OPDRACHTEN:
A: Noem alles wat in de getoonde tekst direct na "Maar ik vergeet dan alles." wordt opgesomd.
B: Zet de regels uit de invoergegevens om in een Markdown-tabel met de kolommen Nummer en Invoer. Begin bij de regel met "middle-click-label: M [665, 838, 679, 856]" en eindig bij de regel met "keyboard-icon [1143, 32, 1163, 46]".

GETOONDE TEKST:

* * * * * * *

Ik ben niet bijgelovig, maar… Ik loop niet onder ladders door. Ik steek een kaarsje op voor zieken in omgeving in een kerk die ik voorbij kom. Ik denk nog altijd dat er iets ernstigs gaat gebeuren als ik niet ter communie ga als ik onverhoeds weer in een katholieke kerk zit. Ik denk toch wel dat ik ergens karma-punten vandaan haal als ik een vlieg uit mijn wijnglas red. Langs wijwater lopen zonder je hand erin te dopen en een kruis te slaan, bad karma. Polsen en voeten in zee dopen voor je erin duikt (blijkt onzin, blijf het toch doen). Iets met heidense tradities (handopleggers, kruiden, bach bloesem… I’ve seen it all) kan ik toch niet helemaal verwerpen, hoewel het nonsens is. Bepaalde muziek opzetten voor gebeurtenis. Verder ben ik niet bijgelovig…
Mijn grootste onhebbelijkheid is… Neiging tot mono-focus. De hele wereld kan om mij heen vergaan als ik ergens compleet in duik. Doorgaans werk. Kan ook iets anders zijn. Maar ik vergeet dan alles. Eten. Slapen. Boodschappen doen. Hond uitlaten (nog net niet). Mijn lief. Familie. Vrienden. Dat vrouwen heel goed kunnen multi-tasken, die memo is volstrekt langs mij heen gegaan. Maar het is behoorlijk kak om met een dergelijk sujet onder één dak te wonen. Klinkt leuk. Is minder.
Ik lieg altijd over… Oeh. Altijd is wel straf. Maar ik lieg vaak over hoe ik me voel op dat moment. Meestal omdat ik niet de illusie heb dat het iemand iets interesseert (althans, buiten goede vrienden etc). Nog vaker omdat ik volstrekt niet wil dat mensen weten wat er aan de hand is met me op dat moment. Naast Freudiaanse semi-psychologie haat ik namelijk van die geveinsde interesse nog veel harder. Ik geloof dat ik een tamelijk rationeel karakter bezit met totaal irrationele afwijkingen, maar ik ben niet iemand die graag even een avondje gaat doorhakken over innerlijke zieleroerselen. Ik word daar uiteindelijk altijd een beetje week en vervolgens (kots-)misselijk van. Zet Sky-Radio erbij op en je kan me wegdweilen. En het lost geen lor op behalve dat er weer tijd gepasseerd is. Althans, voor mij. Wellicht had ik daarom weinig vrouwelijke vrienden vroeger. Behalve hele botte. Ik ga liever een avond jenever drinken en idiote plannen verzinnen ter ontspanning en opmontering van de ziel. Werkt beter.

* * * * * * *

INVOERGEGEVENS:
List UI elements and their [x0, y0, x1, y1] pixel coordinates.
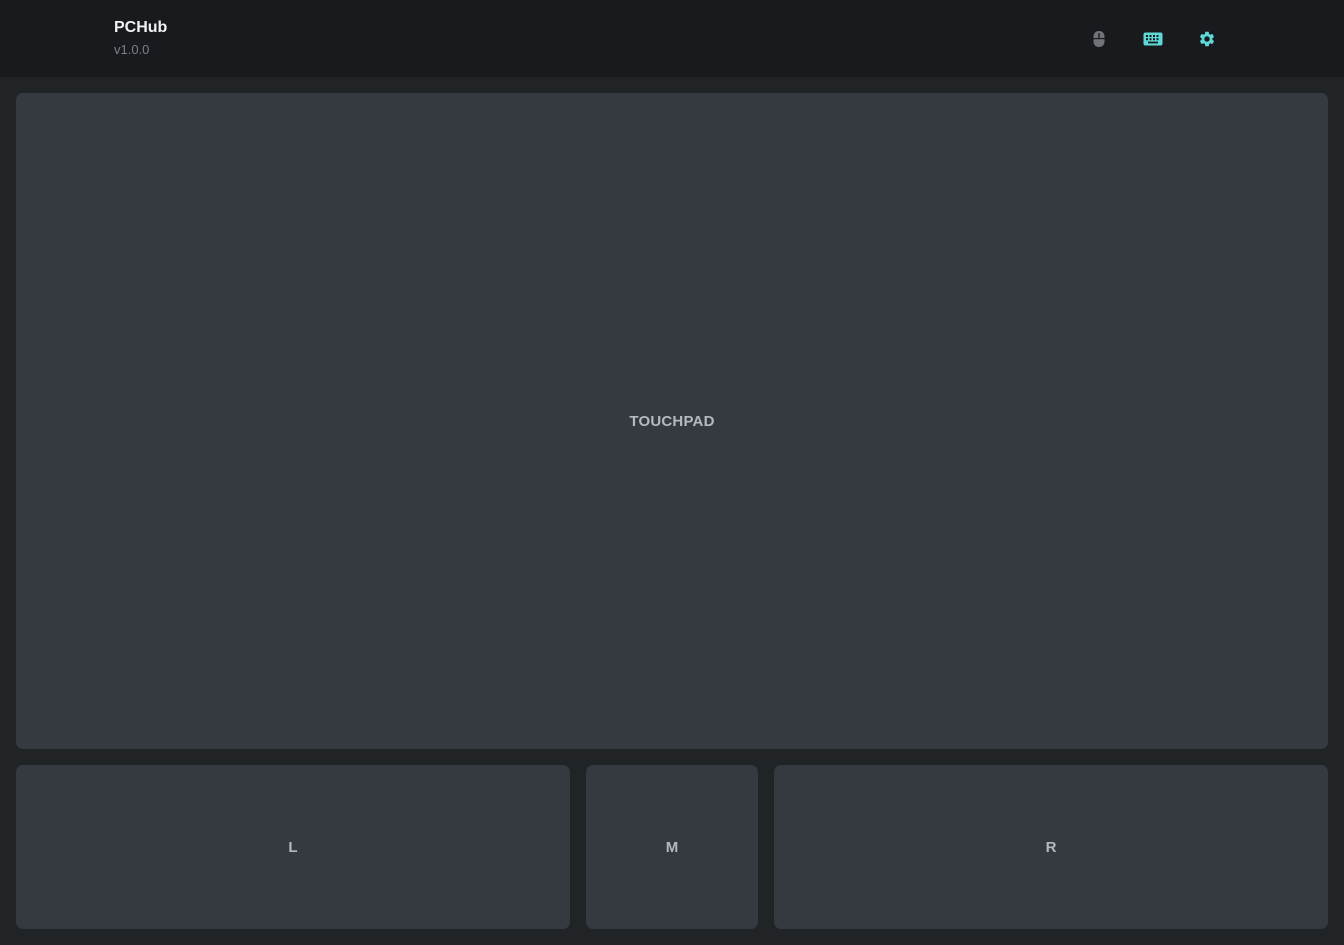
middle-click-label: M [665, 838, 679, 856]
mouse-mode-button[interactable] [1086, 26, 1112, 52]
app-title: PCHub [114, 19, 168, 36]
keyboard-mode-button[interactable] [1140, 26, 1166, 52]
settings-button[interactable] [1194, 26, 1220, 52]
right-click-label: R [1045, 838, 1057, 856]
left-click-button[interactable]: L [16, 765, 570, 929]
app-header: PCHub v1.0.0 [0, 0, 1344, 77]
touchpad-label: TOUCHPAD [629, 412, 715, 430]
mouse-icon [1093, 31, 1105, 47]
left-click-label: L [288, 838, 298, 856]
keyboard-icon [1143, 32, 1163, 46]
touchpad[interactable]: TOUCHPAD [16, 93, 1328, 749]
middle-click-button[interactable]: M [586, 765, 758, 929]
brand: PCHub v1.0.0 [114, 19, 167, 58]
app-version: v1.0.0 [114, 42, 150, 57]
right-click-button[interactable]: R [774, 765, 1328, 929]
gear-icon [1199, 31, 1215, 47]
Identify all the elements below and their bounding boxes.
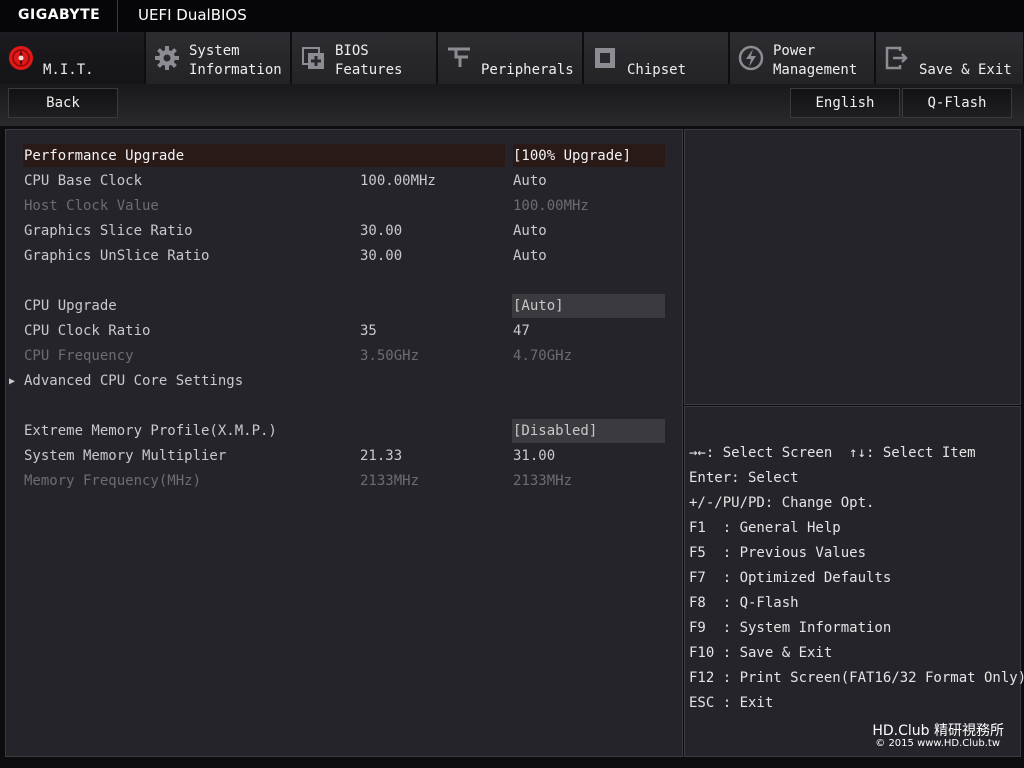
gear-icon	[155, 46, 179, 70]
watermark-copyright: © 2015 www.HD.Club.tw	[875, 738, 1000, 749]
key-help-esc: ESC : Exit	[689, 695, 774, 711]
setting-cpu-base-clock[interactable]: CPU Base Clock 100.00MHz Auto	[6, 169, 684, 194]
tab-chipset[interactable]: Chipset	[584, 32, 729, 84]
setting-label: Graphics UnSlice Ratio	[24, 248, 210, 264]
setting-host-clock-value: Host Clock Value 100.00MHz	[6, 194, 684, 219]
setting-option-value[interactable]: 31.00	[513, 444, 555, 469]
setting-label: Extreme Memory Profile(X.M.P.)	[24, 423, 277, 439]
setting-cpu-clock-ratio[interactable]: CPU Clock Ratio 35 47	[6, 319, 684, 344]
setting-option-value: 2133MHz	[513, 473, 573, 489]
setting-graphics-slice-ratio[interactable]: Graphics Slice Ratio 30.00 Auto	[6, 219, 684, 244]
tab-system-information[interactable]: System Information	[146, 32, 291, 84]
setting-option-value[interactable]: Auto	[513, 219, 547, 244]
setting-option-value[interactable]: [100% Upgrade]	[513, 144, 631, 169]
item-help-panel	[684, 129, 1021, 405]
exit-icon	[885, 46, 908, 70]
setting-option-value[interactable]: [Auto]	[513, 294, 564, 319]
key-help-f7: F7 : Optimized Defaults	[689, 570, 892, 586]
tab-label: Chipset	[627, 62, 687, 78]
tab-peripherals[interactable]: Peripherals	[438, 32, 583, 84]
setting-label: Memory Frequency(MHz)	[24, 473, 202, 489]
header-divider	[117, 0, 118, 32]
setting-label: Graphics Slice Ratio	[24, 223, 193, 239]
main-tab-bar: M.I.T. System Information BIOS Features	[0, 32, 1024, 84]
brand-logo: GIGABYTE	[18, 7, 101, 23]
tab-mit[interactable]: M.I.T.	[0, 32, 145, 84]
key-help-f1: F1 : General Help	[689, 520, 841, 536]
tab-power-management[interactable]: Power Management	[730, 32, 875, 84]
top-header: GIGABYTE UEFI DualBIOS	[0, 0, 1024, 32]
setting-label: Advanced CPU Core Settings	[24, 373, 244, 389]
tab-label: M.I.T.	[43, 62, 94, 78]
setting-option-value[interactable]: Auto	[513, 169, 547, 194]
power-icon	[738, 45, 764, 71]
tab-label: System Information	[189, 43, 282, 78]
key-help-f12: F12 : Print Screen(FAT16/32 Format Only)	[689, 670, 1024, 686]
setting-current-value: 30.00	[360, 248, 403, 264]
setting-option-value[interactable]: 47	[513, 319, 530, 344]
setting-current-value: 35	[360, 323, 377, 339]
tab-bios-features[interactable]: BIOS Features	[292, 32, 437, 84]
setting-label: Host Clock Value	[24, 198, 159, 214]
key-help-navigation: →←: Select Screen ↑↓: Select Item	[689, 445, 976, 461]
setting-label: CPU Upgrade	[24, 298, 117, 314]
settings-panel: Performance Upgrade [100% Upgrade] CPU B…	[5, 129, 683, 757]
key-help-f9: F9 : System Information	[689, 620, 892, 636]
qflash-button[interactable]: Q-Flash	[902, 88, 1012, 118]
setting-option-value[interactable]: Auto	[513, 244, 547, 269]
key-help-f5: F5 : Previous Values	[689, 545, 867, 561]
key-help-f8: F8 : Q-Flash	[689, 595, 799, 611]
setting-option-value: 100.00MHz	[513, 198, 589, 214]
setting-label: CPU Clock Ratio	[24, 323, 151, 339]
watermark-title: HD.Club 精研視務所	[872, 723, 1004, 739]
peripherals-icon	[448, 47, 470, 67]
setting-option-value: 4.70GHz	[513, 348, 573, 364]
setting-graphics-unslice-ratio[interactable]: Graphics UnSlice Ratio 30.00 Auto	[6, 244, 684, 269]
setting-current-value: 2133MHz	[360, 473, 420, 489]
bios-chip-icon	[302, 47, 324, 69]
setting-label: Performance Upgrade	[24, 148, 185, 164]
setting-option-value[interactable]: [Disabled]	[513, 419, 597, 444]
setting-current-value: 100.00MHz	[360, 173, 436, 189]
tab-label: BIOS Features	[335, 43, 403, 78]
setting-memory-frequency: Memory Frequency(MHz) 2133MHz 2133MHz	[6, 469, 684, 494]
setting-performance-upgrade[interactable]: Performance Upgrade [100% Upgrade]	[6, 144, 684, 169]
setting-system-memory-multiplier[interactable]: System Memory Multiplier 21.33 31.00	[6, 444, 684, 469]
setting-current-value: 21.33	[360, 448, 403, 464]
tab-label: Peripherals	[481, 62, 574, 78]
back-button[interactable]: Back	[8, 88, 118, 118]
setting-label: CPU Frequency	[24, 348, 134, 364]
key-help-f10: F10 : Save & Exit	[689, 645, 833, 661]
submenu-advanced-cpu-core-settings[interactable]: ▶ Advanced CPU Core Settings	[6, 369, 684, 394]
setting-current-value: 3.50GHz	[360, 348, 420, 364]
setting-label: CPU Base Clock	[24, 173, 143, 189]
product-title: UEFI DualBIOS	[138, 6, 247, 24]
language-button[interactable]: English	[790, 88, 900, 118]
mit-icon	[9, 46, 33, 70]
key-help-panel: →←: Select Screen ↑↓: Select Item Enter:…	[684, 406, 1024, 757]
key-help-enter: Enter: Select	[689, 470, 799, 486]
tab-label: Save & Exit	[919, 62, 1012, 78]
submenu-arrow-icon: ▶	[9, 376, 16, 387]
setting-current-value: 30.00	[360, 223, 403, 239]
setting-cpu-upgrade[interactable]: CPU Upgrade [Auto]	[6, 294, 684, 319]
setting-label: System Memory Multiplier	[24, 448, 227, 464]
setting-cpu-frequency: CPU Frequency 3.50GHz 4.70GHz	[6, 344, 684, 369]
chipset-icon	[595, 48, 615, 68]
tab-save-exit[interactable]: Save & Exit	[876, 32, 1024, 84]
key-help-change-option: +/-/PU/PD: Change Opt.	[689, 495, 875, 511]
setting-extreme-memory-profile[interactable]: Extreme Memory Profile(X.M.P.) [Disabled…	[6, 419, 684, 444]
tab-label: Power Management	[773, 43, 858, 78]
sub-toolbar: Back English Q-Flash	[0, 84, 1024, 126]
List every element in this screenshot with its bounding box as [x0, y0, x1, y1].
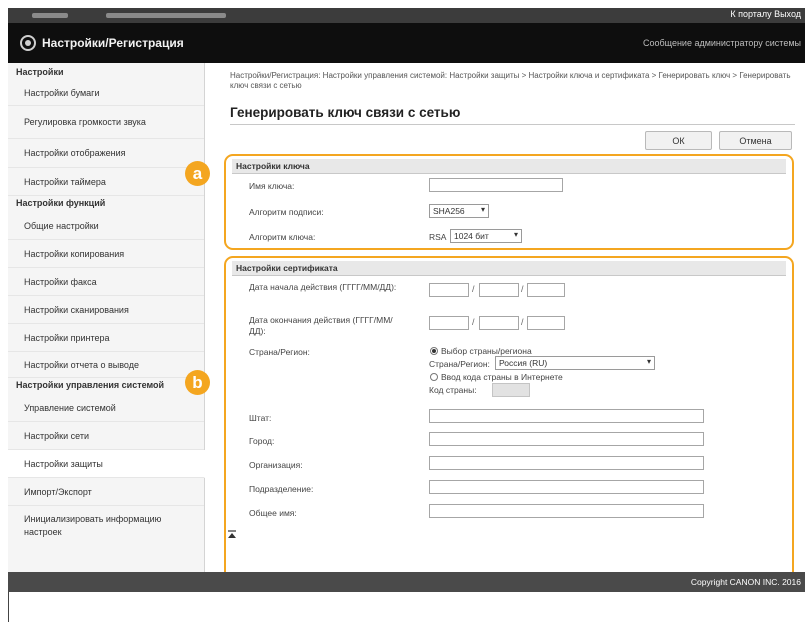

* * * * * * *

UITWERKINGEN:
A:
- Eten
- Slapen
- Boodschappen doen
- Hond uitlaten (nog net niet)
- Mijn lief
- Familie
- Vrienden

B:
| Nummer | Invoer |
|---|---|
| 1 | middle-click-label: M [665, 838, 679, 856] |
| 2 | mouse-mode-button[interactable] [1086, 26, 1112, 52] |
| 3 | app-title: PCHub [114, 19, 168, 36] |
| 4 | keyboard-mode-button[interactable] [1140, 26, 1166, 52] |
| 5 | settings-button[interactable] [1194, 26, 1220, 52] |
| 6 | right-click-label: R [1045, 838, 1057, 856] |
| 7 | left-click-button[interactable]: L [16, 765, 570, 929] |
| 8 | app-header: PCHub v1.0.0 [0, 0, 1344, 77] |
| 9 | touchpad-label: TOUCHPAD [629, 412, 715, 430] |
| 10 | mouse-icon [1093, 31, 1105, 47] |
| 11 | left-click-label: L [288, 838, 298, 856] |
| 12 | keyboard-icon [1143, 32, 1163, 46] |